__REQUIRED TASK__: Each entry below is to be extracted exactly.

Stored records
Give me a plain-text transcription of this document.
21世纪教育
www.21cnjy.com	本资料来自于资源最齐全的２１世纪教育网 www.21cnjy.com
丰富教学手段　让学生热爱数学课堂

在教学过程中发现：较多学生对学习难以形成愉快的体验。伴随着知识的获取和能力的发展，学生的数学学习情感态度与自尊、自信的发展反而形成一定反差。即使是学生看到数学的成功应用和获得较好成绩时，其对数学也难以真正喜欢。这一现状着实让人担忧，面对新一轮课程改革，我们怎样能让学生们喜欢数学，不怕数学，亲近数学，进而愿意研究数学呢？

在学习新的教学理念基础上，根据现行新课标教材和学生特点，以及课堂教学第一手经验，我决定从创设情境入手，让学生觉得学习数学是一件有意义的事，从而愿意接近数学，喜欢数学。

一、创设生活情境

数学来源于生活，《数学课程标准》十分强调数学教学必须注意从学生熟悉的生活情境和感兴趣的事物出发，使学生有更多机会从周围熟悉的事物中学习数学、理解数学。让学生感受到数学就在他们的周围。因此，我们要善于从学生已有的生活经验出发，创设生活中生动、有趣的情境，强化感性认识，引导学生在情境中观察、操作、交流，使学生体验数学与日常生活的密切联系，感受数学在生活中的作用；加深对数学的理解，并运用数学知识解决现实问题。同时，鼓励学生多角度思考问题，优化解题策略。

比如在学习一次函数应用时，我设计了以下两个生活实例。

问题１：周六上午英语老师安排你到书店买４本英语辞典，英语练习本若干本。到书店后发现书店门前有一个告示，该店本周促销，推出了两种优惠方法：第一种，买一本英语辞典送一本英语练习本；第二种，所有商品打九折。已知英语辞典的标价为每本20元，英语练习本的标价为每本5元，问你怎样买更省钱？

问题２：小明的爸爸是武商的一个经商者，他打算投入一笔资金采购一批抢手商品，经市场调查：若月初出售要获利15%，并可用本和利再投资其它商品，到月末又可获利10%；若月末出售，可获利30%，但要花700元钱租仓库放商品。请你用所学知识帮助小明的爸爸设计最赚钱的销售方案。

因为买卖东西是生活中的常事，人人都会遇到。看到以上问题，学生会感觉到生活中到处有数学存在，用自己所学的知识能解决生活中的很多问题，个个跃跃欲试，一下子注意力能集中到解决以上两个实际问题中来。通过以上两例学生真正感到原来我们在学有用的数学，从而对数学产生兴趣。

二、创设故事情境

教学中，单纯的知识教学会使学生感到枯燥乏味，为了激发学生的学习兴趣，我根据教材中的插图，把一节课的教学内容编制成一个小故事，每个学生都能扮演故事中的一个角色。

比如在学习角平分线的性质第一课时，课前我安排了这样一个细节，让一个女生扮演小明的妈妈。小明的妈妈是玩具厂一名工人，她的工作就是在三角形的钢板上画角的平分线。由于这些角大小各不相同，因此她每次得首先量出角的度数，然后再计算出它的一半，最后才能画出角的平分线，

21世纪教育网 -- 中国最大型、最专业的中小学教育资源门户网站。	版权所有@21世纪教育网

__RESULT BELOW__:
Give me a plain-text transcription of this document.
21世纪教育
www.21cnjy.com	本资料来自于资源最齐全的２１世纪教育网 www.21cnjy.com
丰富教学手段　让学生热爱数学课堂

在教学过程中发现：较多学生对学习难以形成愉快的体验。伴随着知识的获取和能力的发展，学生的数学学习情感态度与自尊、自信的发展反而形成一定反差。即使是学生看到数学的成功应用和获得较好成绩时，其对数学也难以真正喜欢。这一现状着实让人担忧，面对新一轮课程改革，我们怎样能让学生们喜欢数学，不怕数学，亲近数学，进而愿意研究数学呢？

在学习新的教学理念基础上，根据现行新课标教材和学生特点，以及课堂教学第一手经验，我决定从创设情境入手，让学生觉得学习数学是一件有意义的事，从而愿意接近数学，喜欢数学。

一、创设生活情境

数学来源于生活，《数学课程标准》十分强调数学教学必须注意从学生熟悉的生活情境和感兴趣的事物出发，使学生有更多机会从周围熟悉的事物中学习数学、理解数学。让学生感受到数学就在他们的周围。因此，我们要善于从学生已有的生活经验出发，创设生活中生动、有趣的情境，强化感性认识，引导学生在情境中观察、操作、交流，使学生体验数学与日常生活的密切联系，感受数学在生活中的作用；加深对数学的理解，并运用数学知识解决现实问题。同时，鼓励学生多角度思考问题，优化解题策略。

比如在学习一次函数应用时，我设计了以下两个生活实例。

问题１：周六上午英语老师安排你到书店买４本英语辞典，英语练习本若干本。到书店后发现书店门前有一个告示，该店本周促销，推出了两种优惠方法：第一种，买一本英语辞典送一本英语练习本；第二种，所有商品打九折。已知英语辞典的标价为每本20元，英语练习本的标价为每本5元，问你怎样买更省钱？

问题２：小明的爸爸是武商的一个经商者，他打算投入一笔资金采购一批抢手商品，经市场调查：若月初出售要获利15%，并可用本和利再投资其它商品，到月末又可获利10%；若月末出售，可获利30%，但要花700元钱租仓库放商品。请你用所学知识帮助小明的爸爸设计最赚钱的销售方案。

因为买卖东西是生活中的常事，人人都会遇到。看到以上问题，学生会感觉到生活中到处有数学存在，用自己所学的知识能解决生活中的很多问题，个个跃跃欲试，一下子注意力能集中到解决以上两个实际问题中来。通过以上两例学生真正感到原来我们在学有用的数学，从而对数学产生兴趣。

二、创设故事情境

教学中，单纯的知识教学会使学生感到枯燥乏味，为了激发学生的学习兴趣，我根据教材中的插图，把一节课的教学内容编制成一个小故事，每个学生都能扮演故事中的一个角色。

比如在学习角平分线的性质第一课时，课前我安排了这样一个细节，让一个女生扮演小明的妈妈。小明的妈妈是玩具厂一名工人，她的工作就是在三角形的钢板上画角的平分线。由于这些角大小各不相同，因此她每次得首先量出角的度数，然后再计算出它的一半，最后才能画出角的平分线，

21世纪教育网 -- 中国最大型、最专业的中小学教育资源门户网站。	版权所有@21世纪教育网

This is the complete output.